# [TASK DETAILS]
Transcribe the records that follow in their entirety, omitting any pictures.

# [RECORD SET]
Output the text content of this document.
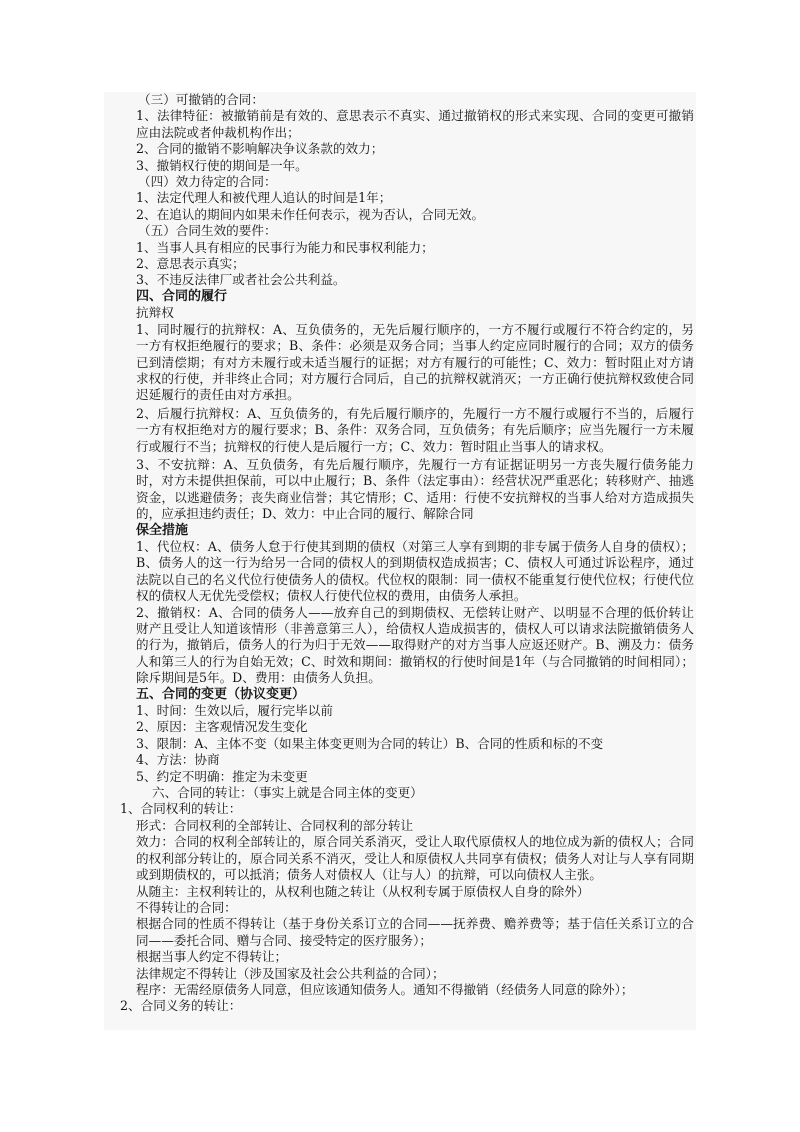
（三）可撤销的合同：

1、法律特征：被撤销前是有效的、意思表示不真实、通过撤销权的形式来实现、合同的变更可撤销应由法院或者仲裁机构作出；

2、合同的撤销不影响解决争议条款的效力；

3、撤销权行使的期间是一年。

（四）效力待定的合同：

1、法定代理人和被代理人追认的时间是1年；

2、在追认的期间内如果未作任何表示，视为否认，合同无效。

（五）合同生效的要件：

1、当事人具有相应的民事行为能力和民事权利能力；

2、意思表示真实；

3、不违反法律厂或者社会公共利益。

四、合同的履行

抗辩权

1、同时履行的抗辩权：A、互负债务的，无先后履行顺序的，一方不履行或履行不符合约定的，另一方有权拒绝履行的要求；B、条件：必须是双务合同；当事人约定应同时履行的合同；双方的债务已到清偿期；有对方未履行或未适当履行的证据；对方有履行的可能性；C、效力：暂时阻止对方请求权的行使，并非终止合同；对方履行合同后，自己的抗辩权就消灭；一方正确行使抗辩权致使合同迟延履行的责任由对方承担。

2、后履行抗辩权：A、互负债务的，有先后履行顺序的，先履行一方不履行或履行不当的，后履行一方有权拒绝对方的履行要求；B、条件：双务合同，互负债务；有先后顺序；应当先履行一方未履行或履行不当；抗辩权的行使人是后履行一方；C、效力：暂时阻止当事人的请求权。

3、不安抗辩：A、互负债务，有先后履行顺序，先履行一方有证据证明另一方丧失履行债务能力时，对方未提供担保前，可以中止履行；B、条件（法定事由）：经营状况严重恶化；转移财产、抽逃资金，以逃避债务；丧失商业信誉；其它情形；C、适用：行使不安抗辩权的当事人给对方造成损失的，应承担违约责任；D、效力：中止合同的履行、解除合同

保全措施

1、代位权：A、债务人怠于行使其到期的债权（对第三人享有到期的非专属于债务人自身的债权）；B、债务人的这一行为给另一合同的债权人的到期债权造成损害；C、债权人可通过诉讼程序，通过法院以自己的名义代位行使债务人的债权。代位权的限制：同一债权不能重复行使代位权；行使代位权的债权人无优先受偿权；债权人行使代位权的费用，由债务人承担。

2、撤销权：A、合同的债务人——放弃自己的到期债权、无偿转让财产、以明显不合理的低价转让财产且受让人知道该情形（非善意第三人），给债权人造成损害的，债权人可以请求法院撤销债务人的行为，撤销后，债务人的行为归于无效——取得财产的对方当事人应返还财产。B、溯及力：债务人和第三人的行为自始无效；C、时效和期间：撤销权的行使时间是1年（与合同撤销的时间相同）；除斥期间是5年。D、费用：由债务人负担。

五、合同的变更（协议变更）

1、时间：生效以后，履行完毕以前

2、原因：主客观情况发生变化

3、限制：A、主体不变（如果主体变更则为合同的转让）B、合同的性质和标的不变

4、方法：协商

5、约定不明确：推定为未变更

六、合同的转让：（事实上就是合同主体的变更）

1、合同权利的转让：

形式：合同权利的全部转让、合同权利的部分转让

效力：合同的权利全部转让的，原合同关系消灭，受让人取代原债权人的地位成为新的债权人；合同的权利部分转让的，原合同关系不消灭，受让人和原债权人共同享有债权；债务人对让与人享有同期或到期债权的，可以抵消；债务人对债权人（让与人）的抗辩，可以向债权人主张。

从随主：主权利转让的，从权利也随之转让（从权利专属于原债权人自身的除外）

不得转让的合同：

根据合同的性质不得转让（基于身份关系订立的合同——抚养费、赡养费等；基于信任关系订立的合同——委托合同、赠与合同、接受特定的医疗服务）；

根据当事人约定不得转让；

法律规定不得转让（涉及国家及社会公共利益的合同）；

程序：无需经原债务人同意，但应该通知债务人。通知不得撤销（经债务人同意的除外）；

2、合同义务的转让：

# [IN RESPONSE]
Output the text content of this document.
（三）可撤销的合同：

1、法律特征：被撤销前是有效的、意思表示不真实、通过撤销权的形式来实现、合同的变更可撤销应由法院或者仲裁机构作出；

2、合同的撤销不影响解决争议条款的效力；

3、撤销权行使的期间是一年。

（四）效力待定的合同：

1、法定代理人和被代理人追认的时间是1年；

2、在追认的期间内如果未作任何表示，视为否认，合同无效。

（五）合同生效的要件：

1、当事人具有相应的民事行为能力和民事权利能力；

2、意思表示真实；

3、不违反法律厂或者社会公共利益。

四、合同的履行

抗辩权

1、同时履行的抗辩权：A、互负债务的，无先后履行顺序的，一方不履行或履行不符合约定的，另一方有权拒绝履行的要求；B、条件：必须是双务合同；当事人约定应同时履行的合同；双方的债务已到清偿期；有对方未履行或未适当履行的证据；对方有履行的可能性；C、效力：暂时阻止对方请求权的行使，并非终止合同；对方履行合同后，自己的抗辩权就消灭；一方正确行使抗辩权致使合同迟延履行的责任由对方承担。

2、后履行抗辩权：A、互负债务的，有先后履行顺序的，先履行一方不履行或履行不当的，后履行一方有权拒绝对方的履行要求；B、条件：双务合同，互负债务；有先后顺序；应当先履行一方未履行或履行不当；抗辩权的行使人是后履行一方；C、效力：暂时阻止当事人的请求权。

3、不安抗辩：A、互负债务，有先后履行顺序，先履行一方有证据证明另一方丧失履行债务能力时，对方未提供担保前，可以中止履行；B、条件（法定事由）：经营状况严重恶化；转移财产、抽逃资金，以逃避债务；丧失商业信誉；其它情形；C、适用：行使不安抗辩权的当事人给对方造成损失的，应承担违约责任；D、效力：中止合同的履行、解除合同

保全措施

1、代位权：A、债务人怠于行使其到期的债权（对第三人享有到期的非专属于债务人自身的债权）；B、债务人的这一行为给另一合同的债权人的到期债权造成损害；C、债权人可通过诉讼程序，通过法院以自己的名义代位行使债务人的债权。代位权的限制：同一债权不能重复行使代位权；行使代位权的债权人无优先受偿权；债权人行使代位权的费用，由债务人承担。

2、撤销权：A、合同的债务人——放弃自己的到期债权、无偿转让财产、以明显不合理的低价转让财产且受让人知道该情形（非善意第三人），给债权人造成损害的，债权人可以请求法院撤销债务人的行为，撤销后，债务人的行为归于无效——取得财产的对方当事人应返还财产。B、溯及力：债务人和第三人的行为自始无效；C、时效和期间：撤销权的行使时间是1年（与合同撤销的时间相同）；除斥期间是5年。D、费用：由债务人负担。

五、合同的变更（协议变更）

1、时间：生效以后，履行完毕以前

2、原因：主客观情况发生变化

3、限制：A、主体不变（如果主体变更则为合同的转让）B、合同的性质和标的不变

4、方法：协商

5、约定不明确：推定为未变更

六、合同的转让：（事实上就是合同主体的变更）

1、合同权利的转让：

形式：合同权利的全部转让、合同权利的部分转让

效力：合同的权利全部转让的，原合同关系消灭，受让人取代原债权人的地位成为新的债权人；合同的权利部分转让的，原合同关系不消灭，受让人和原债权人共同享有债权；债务人对让与人享有同期或到期债权的，可以抵消；债务人对债权人（让与人）的抗辩，可以向债权人主张。

从随主：主权利转让的，从权利也随之转让（从权利专属于原债权人自身的除外）

不得转让的合同：

根据合同的性质不得转让（基于身份关系订立的合同——抚养费、赡养费等；基于信任关系订立的合同——委托合同、赠与合同、接受特定的医疗服务）；

根据当事人约定不得转让；

法律规定不得转让（涉及国家及社会公共利益的合同）；

程序：无需经原债务人同意，但应该通知债务人。通知不得撤销（经债务人同意的除外）；

2、合同义务的转让：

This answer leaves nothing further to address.